WHAT TO PRODUCE: Pull each line containing "勃列日涅夫的恶梦" out of the data and copy it.

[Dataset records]

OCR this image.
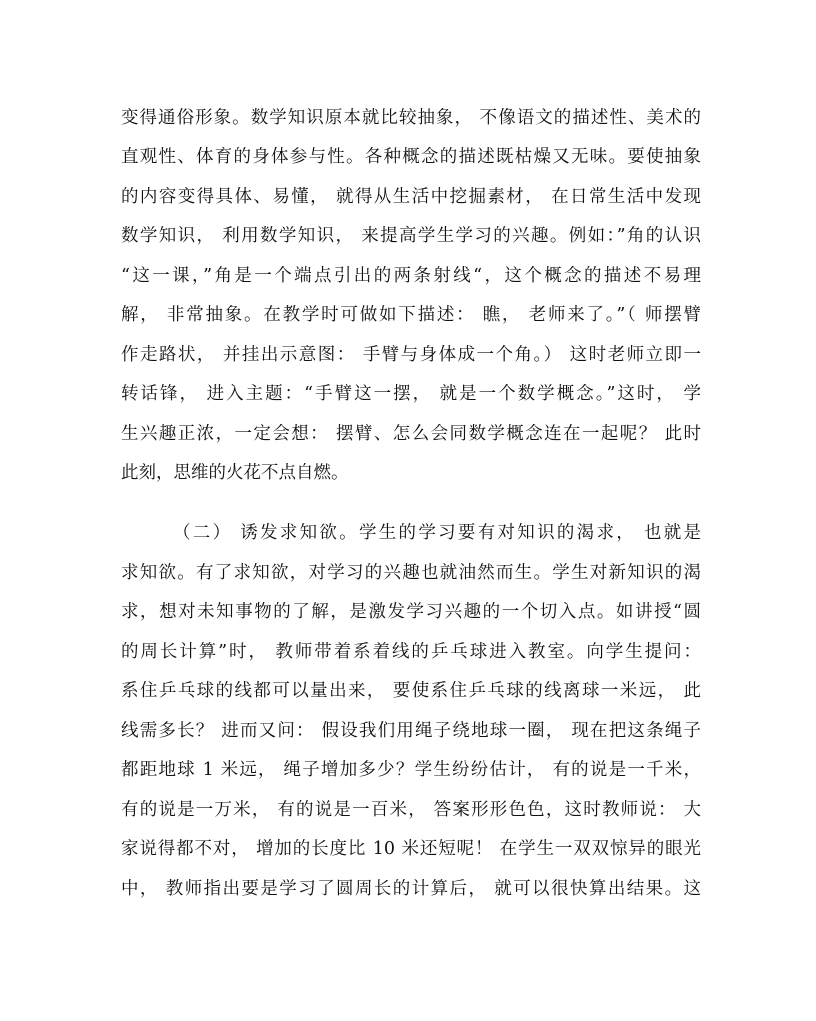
变得通俗形象。数学知识原本就比较抽象， 不像语文的描述性、美术的
直观性、体育的身体参与性。各种概念的描述既枯燥又无味。要使抽象
的内容变得具体、易懂， 就得从生活中挖掘素材， 在日常生活中发现
数学知识， 利用数学知识， 来提高学生学习的兴趣。例如：”角的认识
“这一课，”角是一个端点引出的两条射线“，这个概念的描述不易理
解， 非常抽象。在教学时可做如下描述： 瞧， 老师来了。”（ 师摆臂
作走路状， 并挂出示意图： 手臂与身体成一个角。） 这时老师立即一
转话锋， 进入主题：“手臂这一摆， 就是一个数学概念。”这时， 学
生兴趣正浓，一定会想： 摆臂、怎么会同数学概念连在一起呢？ 此时
此刻，思维的火花不点自燃。
（二） 诱发求知欲。学生的学习要有对知识的渴求， 也就是
求知欲。有了求知欲，对学习的兴趣也就油然而生。学生对新知识的渴
求，想对未知事物的了解，是激发学习兴趣的一个切入点。如讲授“圆
的周长计算”时， 教师带着系着线的乒乓球进入教室。向学生提问：
系住乒乓球的线都可以量出来， 要使系住乒乓球的线离球一米远， 此
线需多长？ 进而又问： 假设我们用绳子绕地球一圈， 现在把这条绳子
都距地球 1 米远， 绳子增加多少？学生纷纷估计， 有的说是一千米，
有的说是一万米， 有的说是一百米， 答案形形色色，这时教师说： 大
家说得都不对， 增加的长度比 10 米还短呢！ 在学生一双双惊异的眼光
中， 教师指出要是学习了圆周长的计算后， 就可以很快算出结果。这
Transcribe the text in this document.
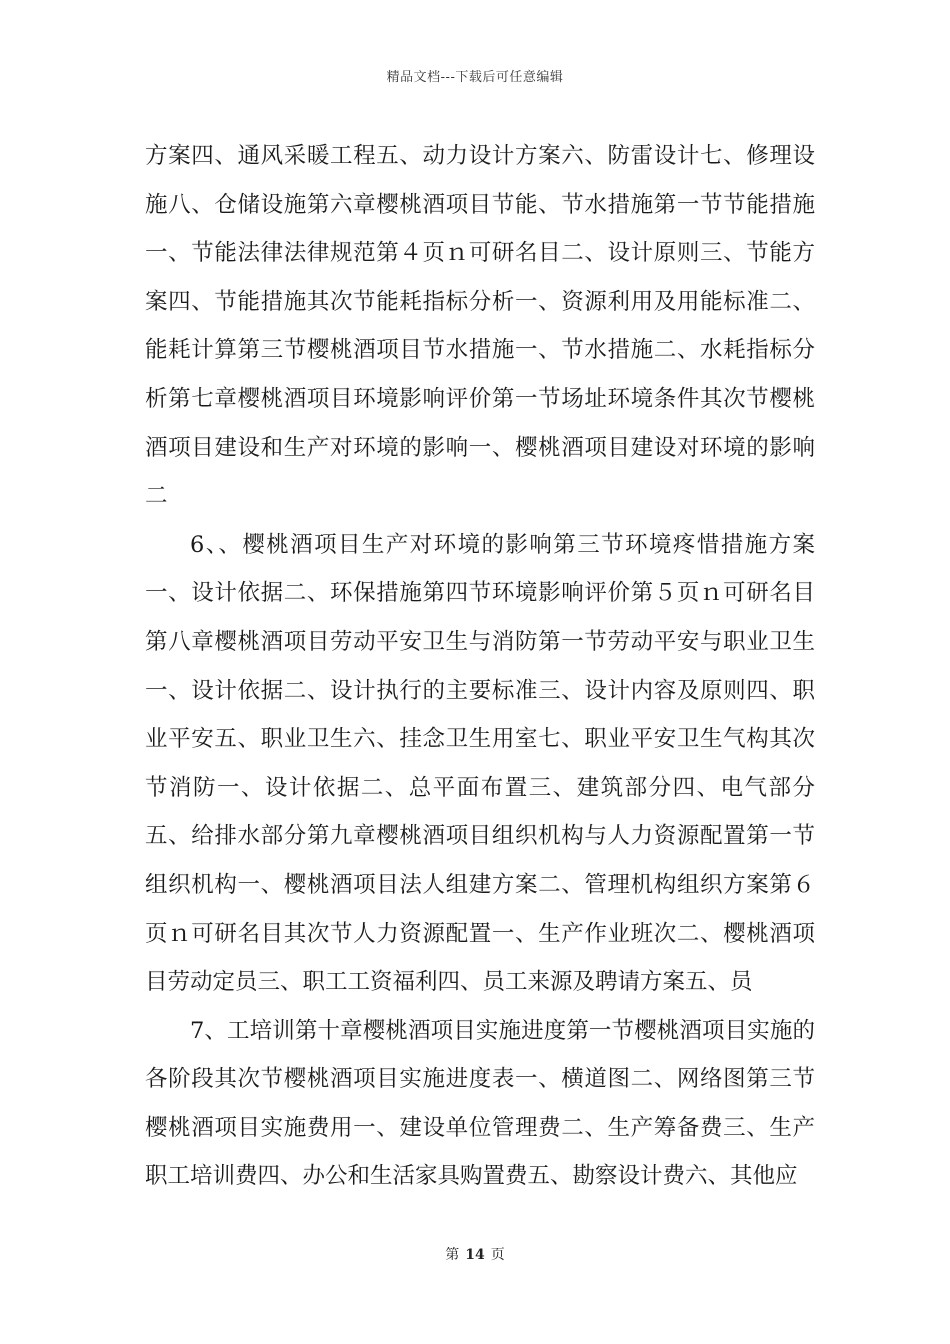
精品文档---下载后可任意编辑

方案四、通风采暖工程五、动力设计方案六、防雷设计七、修理设施八、仓储设施第六章樱桃酒项目节能、节水措施第一节节能措施一、节能法律法律规范第４页ｎ可研名目二、设计原则三、节能方案四、节能措施其次节能耗指标分析一、资源利用及用能标准二、能耗计算第三节樱桃酒项目节水措施一、节水措施二、水耗指标分析第七章樱桃酒项目环境影响评价第一节场址环境条件其次节樱桃酒项目建设和生产对环境的影响一、樱桃酒项目建设对环境的影响二

6、、樱桃酒项目生产对环境的影响第三节环境疼惜措施方案一、设计依据二、环保措施第四节环境影响评价第５页ｎ可研名目第八章樱桃酒项目劳动平安卫生与消防第一节劳动平安与职业卫生一、设计依据二、设计执行的主要标准三、设计内容及原则四、职业平安五、职业卫生六、挂念卫生用室七、职业平安卫生气构其次节消防一、设计依据二、总平面布置三、建筑部分四、电气部分五、给排水部分第九章樱桃酒项目组织机构与人力资源配置第一节组织机构一、樱桃酒项目法人组建方案二、管理机构组织方案第６页ｎ可研名目其次节人力资源配置一、生产作业班次二、樱桃酒项目劳动定员三、职工工资福利四、员工来源及聘请方案五、员

7、工培训第十章樱桃酒项目实施进度第一节樱桃酒项目实施的各阶段其次节樱桃酒项目实施进度表一、横道图二、网络图第三节樱桃酒项目实施费用一、建设单位管理费二、生产筹备费三、生产职工培训费四、办公和生活家具购置费五、勘察设计费六、其他应

第 14 页
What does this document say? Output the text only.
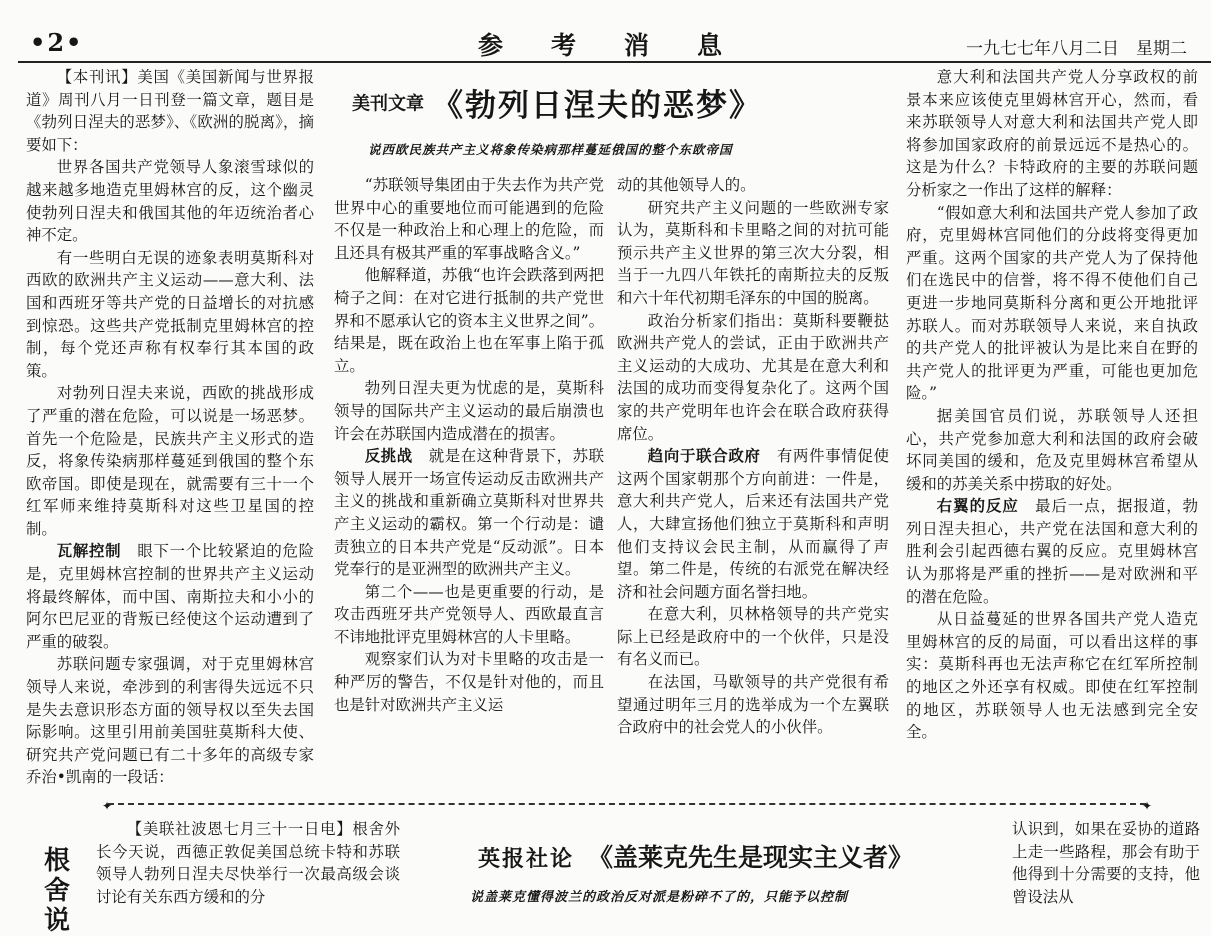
•2•	参考消息	一九七七年八月二日　星期二
美刊文章 《勃列日涅夫的恶梦》
说西欧民族共产主义将象传染病那样蔓延俄国的整个东欧帝国

【本刊讯】美国《美国新闻与世界报道》周刊八月一日刊登一篇文章，题目是《勃列日涅夫的恶梦》、《欧洲的脱离》，摘要如下：

世界各国共产党领导人象滚雪球似的越来越多地造克里姆林宫的反，这个幽灵使勃列日涅夫和俄国其他的年迈统治者心神不定。

有一些明白无误的迹象表明莫斯科对西欧的欧洲共产主义运动——意大利、法国和西班牙等共产党的日益增长的对抗感到惊恐。这些共产党抵制克里姆林宫的控制，每个党还声称有权奉行其本国的政策。

对勃列日涅夫来说，西欧的挑战形成了严重的潜在危险，可以说是一场恶梦。首先一个危险是，民族共产主义形式的造反，将象传染病那样蔓延到俄国的整个东欧帝国。即使是现在，就需要有三十一个红军师来维持莫斯科对这些卫星国的控制。

瓦解控制　 眼下一个比较紧迫的危险是，克里姆林宫控制的世界共产主义运动将最终解体，而中国、南斯拉夫和小小的阿尔巴尼亚的背叛已经使这个运动遭到了严重的破裂。

苏联问题专家强调，对于克里姆林宫领导人来说，牵涉到的利害得失远远不只是失去意识形态方面的领导权以至失去国际影响。这里引用前美国驻莫斯科大使、研究共产党问题已有二十多年的高级专家乔治•凯南的一段话：

“苏联领导集团由于失去作为共产党世界中心的重要地位而可能遇到的危险不仅是一种政治上和心理上的危险，而且还具有极其严重的军事战略含义。”

他解释道，苏俄“也许会跌落到两把椅子之间：在对它进行抵制的共产党世界和不愿承认它的资本主义世界之间”。结果是，既在政治上也在军事上陷于孤立。

勃列日涅夫更为忧虑的是，莫斯科领导的国际共产主义运动的最后崩溃也许会在苏联国内造成潜在的损害。

反挑战　 就是在这种背景下，苏联领导人展开一场宣传运动反击欧洲共产主义的挑战和重新确立莫斯科对世界共产主义运动的霸权。第一个行动是：谴责独立的日本共产党是“反动派”。日本党奉行的是亚洲型的欧洲共产主义。

第二个——也是更重要的行动，是攻击西班牙共产党领导人、西欧最直言不讳地批评克里姆林宫的人卡里略。

观察家们认为对卡里略的攻击是一种严厉的警告，不仅是针对他的，而且也是针对欧洲共产主义运

动的其他领导人的。

研究共产主义问题的一些欧洲专家认为，莫斯科和卡里略之间的对抗可能预示共产主义世界的第三次大分裂，相当于一九四八年铁托的南斯拉夫的反叛和六十年代初期毛泽东的中国的脱离。

政治分析家们指出：莫斯科要鞭挞欧洲共产党人的尝试，正由于欧洲共产主义运动的大成功、尤其是在意大利和法国的成功而变得复杂化了。这两个国家的共产党明年也许会在联合政府获得席位。

趋向于联合政府　 有两件事情促使这两个国家朝那个方向前进：一件是，意大利共产党人，后来还有法国共产党人，大肆宣扬他们独立于莫斯科和声明他们支持议会民主制，从而赢得了声望。第二件是，传统的右派党在解决经济和社会问题方面名誉扫地。

在意大利，贝林格领导的共产党实际上已经是政府中的一个伙伴，只是没有名义而已。

在法国，马歇领导的共产党很有希望通过明年三月的选举成为一个左翼联合政府中的社会党人的小伙伴。

意大利和法国共产党人分享政权的前景本来应该使克里姆林宫开心，然而，看来苏联领导人对意大利和法国共产党人即将参加国家政府的前景远远不是热心的。这是为什么？卡特政府的主要的苏联问题分析家之一作出了这样的解释：

“假如意大利和法国共产党人参加了政府，克里姆林宫同他们的分歧将变得更加严重。这两个国家的共产党人为了保持他们在选民中的信誉，将不得不使他们自己更进一步地同莫斯科分离和更公开地批评苏联人。而对苏联领导人来说，来自执政的共产党人的批评被认为是比来自在野的共产党人的批评更为严重，可能也更加危险。”

据美国官员们说，苏联领导人还担心，共产党参加意大利和法国的政府会破坏同美国的缓和，危及克里姆林宫希望从缓和的苏美关系中捞取的好处。

右翼的反应　 最后一点，据报道，勃列日涅夫担心，共产党在法国和意大利的胜利会引起西德右翼的反应。克里姆林宫认为那将是严重的挫折——是对欧洲和平的潜在危险。

从日益蔓延的世界各国共产党人造克里姆林宫的反的局面，可以看出这样的事实：莫斯科再也无法声称它在红军所控制的地区之外还享有权威。即使在红军控制的地区，苏联领导人也无法感到完全安全。

✦	✦
根舍说

【美联社波恩七月三十一日电】根舍外长今天说，西德正敦促美国总统卡特和苏联领导人勃列日涅夫尽快举行一次最高级会谈讨论有关东西方缓和的分

英报社论 《盖莱克先生是现实主义者》
说盖莱克懂得波兰的政治反对派是粉碎不了的，只能予以控制

认识到，如果在妥协的道路上走一些路程，那会有助于他得到十分需要的支持，他曾设法从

TASK OUTPUT:
美刊文章 《勃列日涅夫的恶梦》
【本刊讯】美国《美国新闻与世界报道》周刊八月一日刊登一篇文章，题目是《勃列日涅夫的恶梦》、《欧洲的脱离》，摘要如下：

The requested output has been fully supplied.